ENTRIES SHOWN:
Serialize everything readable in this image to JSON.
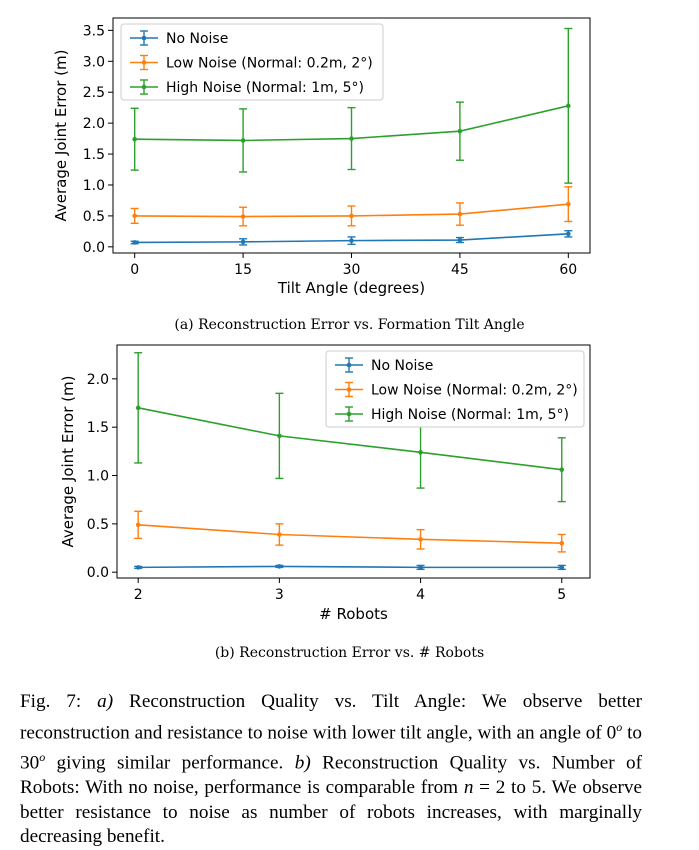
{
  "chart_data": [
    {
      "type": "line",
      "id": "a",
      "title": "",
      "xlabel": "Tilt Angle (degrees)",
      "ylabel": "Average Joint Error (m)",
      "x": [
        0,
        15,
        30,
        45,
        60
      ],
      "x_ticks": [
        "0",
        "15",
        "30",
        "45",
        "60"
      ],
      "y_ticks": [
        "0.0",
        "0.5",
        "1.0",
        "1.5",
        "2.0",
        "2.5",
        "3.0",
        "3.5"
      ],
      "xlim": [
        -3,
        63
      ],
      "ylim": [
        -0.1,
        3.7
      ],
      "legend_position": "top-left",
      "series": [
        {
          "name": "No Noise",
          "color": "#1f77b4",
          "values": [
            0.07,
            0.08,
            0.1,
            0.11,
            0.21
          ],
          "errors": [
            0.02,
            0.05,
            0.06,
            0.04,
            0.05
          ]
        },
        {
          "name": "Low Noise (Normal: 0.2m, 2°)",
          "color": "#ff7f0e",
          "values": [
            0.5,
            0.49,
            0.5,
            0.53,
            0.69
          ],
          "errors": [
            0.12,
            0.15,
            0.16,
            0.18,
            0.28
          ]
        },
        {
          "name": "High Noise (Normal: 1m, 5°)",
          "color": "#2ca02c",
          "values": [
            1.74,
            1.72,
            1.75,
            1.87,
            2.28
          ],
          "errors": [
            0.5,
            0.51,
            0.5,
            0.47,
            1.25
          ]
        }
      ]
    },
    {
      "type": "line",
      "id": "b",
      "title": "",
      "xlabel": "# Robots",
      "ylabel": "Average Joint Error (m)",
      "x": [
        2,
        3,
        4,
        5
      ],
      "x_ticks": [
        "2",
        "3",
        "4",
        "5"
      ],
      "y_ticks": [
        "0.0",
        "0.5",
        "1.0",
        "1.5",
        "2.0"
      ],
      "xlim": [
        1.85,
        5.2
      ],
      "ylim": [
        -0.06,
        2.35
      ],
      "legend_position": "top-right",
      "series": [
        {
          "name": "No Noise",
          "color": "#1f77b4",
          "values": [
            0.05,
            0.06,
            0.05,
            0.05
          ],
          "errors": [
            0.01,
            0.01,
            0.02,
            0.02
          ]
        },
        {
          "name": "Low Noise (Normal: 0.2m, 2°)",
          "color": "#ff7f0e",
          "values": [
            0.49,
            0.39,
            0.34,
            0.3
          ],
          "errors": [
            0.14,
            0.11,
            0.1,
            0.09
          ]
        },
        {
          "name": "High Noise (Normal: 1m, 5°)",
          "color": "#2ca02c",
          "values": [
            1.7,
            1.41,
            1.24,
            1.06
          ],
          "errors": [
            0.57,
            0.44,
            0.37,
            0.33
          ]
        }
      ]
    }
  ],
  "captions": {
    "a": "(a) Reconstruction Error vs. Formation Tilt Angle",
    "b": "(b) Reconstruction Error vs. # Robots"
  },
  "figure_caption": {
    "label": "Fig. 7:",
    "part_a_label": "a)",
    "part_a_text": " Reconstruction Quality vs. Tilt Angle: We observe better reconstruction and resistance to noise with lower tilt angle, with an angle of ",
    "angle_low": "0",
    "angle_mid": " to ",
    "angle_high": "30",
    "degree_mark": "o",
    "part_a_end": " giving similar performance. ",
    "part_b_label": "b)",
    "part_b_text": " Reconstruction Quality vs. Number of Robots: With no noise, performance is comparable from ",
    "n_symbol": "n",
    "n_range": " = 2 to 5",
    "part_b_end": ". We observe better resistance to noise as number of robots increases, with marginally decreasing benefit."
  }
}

SHORT EXERCISE: All records above are to be printed exactly, minus the pictures they contain.

ANSWER IN FULL:
Serialize everything readable in this image to JSON.
{
  "chart_data": [
    {
      "type": "line",
      "id": "a",
      "title": "",
      "xlabel": "Tilt Angle (degrees)",
      "ylabel": "Average Joint Error (m)",
      "x": [
        0,
        15,
        30,
        45,
        60
      ],
      "x_ticks": [
        "0",
        "15",
        "30",
        "45",
        "60"
      ],
      "y_ticks": [
        "0.0",
        "0.5",
        "1.0",
        "1.5",
        "2.0",
        "2.5",
        "3.0",
        "3.5"
      ],
      "xlim": [
        -3,
        63
      ],
      "ylim": [
        -0.1,
        3.7
      ],
      "legend_position": "top-left",
      "series": [
        {
          "name": "No Noise",
          "color": "#1f77b4",
          "values": [
            0.07,
            0.08,
            0.1,
            0.11,
            0.21
          ],
          "errors": [
            0.02,
            0.05,
            0.06,
            0.04,
            0.05
          ]
        },
        {
          "name": "Low Noise (Normal: 0.2m, 2°)",
          "color": "#ff7f0e",
          "values": [
            0.5,
            0.49,
            0.5,
            0.53,
            0.69
          ],
          "errors": [
            0.12,
            0.15,
            0.16,
            0.18,
            0.28
          ]
        },
        {
          "name": "High Noise (Normal: 1m, 5°)",
          "color": "#2ca02c",
          "values": [
            1.74,
            1.72,
            1.75,
            1.87,
            2.28
          ],
          "errors": [
            0.5,
            0.51,
            0.5,
            0.47,
            1.25
          ]
        }
      ]
    },
    {
      "type": "line",
      "id": "b",
      "title": "",
      "xlabel": "# Robots",
      "ylabel": "Average Joint Error (m)",
      "x": [
        2,
        3,
        4,
        5
      ],
      "x_ticks": [
        "2",
        "3",
        "4",
        "5"
      ],
      "y_ticks": [
        "0.0",
        "0.5",
        "1.0",
        "1.5",
        "2.0"
      ],
      "xlim": [
        1.85,
        5.2
      ],
      "ylim": [
        -0.06,
        2.35
      ],
      "legend_position": "top-right",
      "series": [
        {
          "name": "No Noise",
          "color": "#1f77b4",
          "values": [
            0.05,
            0.06,
            0.05,
            0.05
          ],
          "errors": [
            0.01,
            0.01,
            0.02,
            0.02
          ]
        },
        {
          "name": "Low Noise (Normal: 0.2m, 2°)",
          "color": "#ff7f0e",
          "values": [
            0.49,
            0.39,
            0.34,
            0.3
          ],
          "errors": [
            0.14,
            0.11,
            0.1,
            0.09
          ]
        },
        {
          "name": "High Noise (Normal: 1m, 5°)",
          "color": "#2ca02c",
          "values": [
            1.7,
            1.41,
            1.24,
            1.06
          ],
          "errors": [
            0.57,
            0.44,
            0.37,
            0.33
          ]
        }
      ]
    }
  ],
  "captions": {
    "a": "(a) Reconstruction Error vs. Formation Tilt Angle",
    "b": "(b) Reconstruction Error vs. # Robots"
  },
  "figure_caption": {
    "label": "Fig. 7:",
    "part_a_label": "a)",
    "part_a_text": " Reconstruction Quality vs. Tilt Angle: We observe better reconstruction and resistance to noise with lower tilt angle, with an angle of ",
    "angle_low": "0",
    "angle_mid": " to ",
    "angle_high": "30",
    "degree_mark": "o",
    "part_a_end": " giving similar performance. ",
    "part_b_label": "b)",
    "part_b_text": " Reconstruction Quality vs. Number of Robots: With no noise, performance is comparable from ",
    "n_symbol": "n",
    "n_range": " = 2 to 5",
    "part_b_end": ". We observe better resistance to noise as number of robots increases, with marginally decreasing benefit."
  }
}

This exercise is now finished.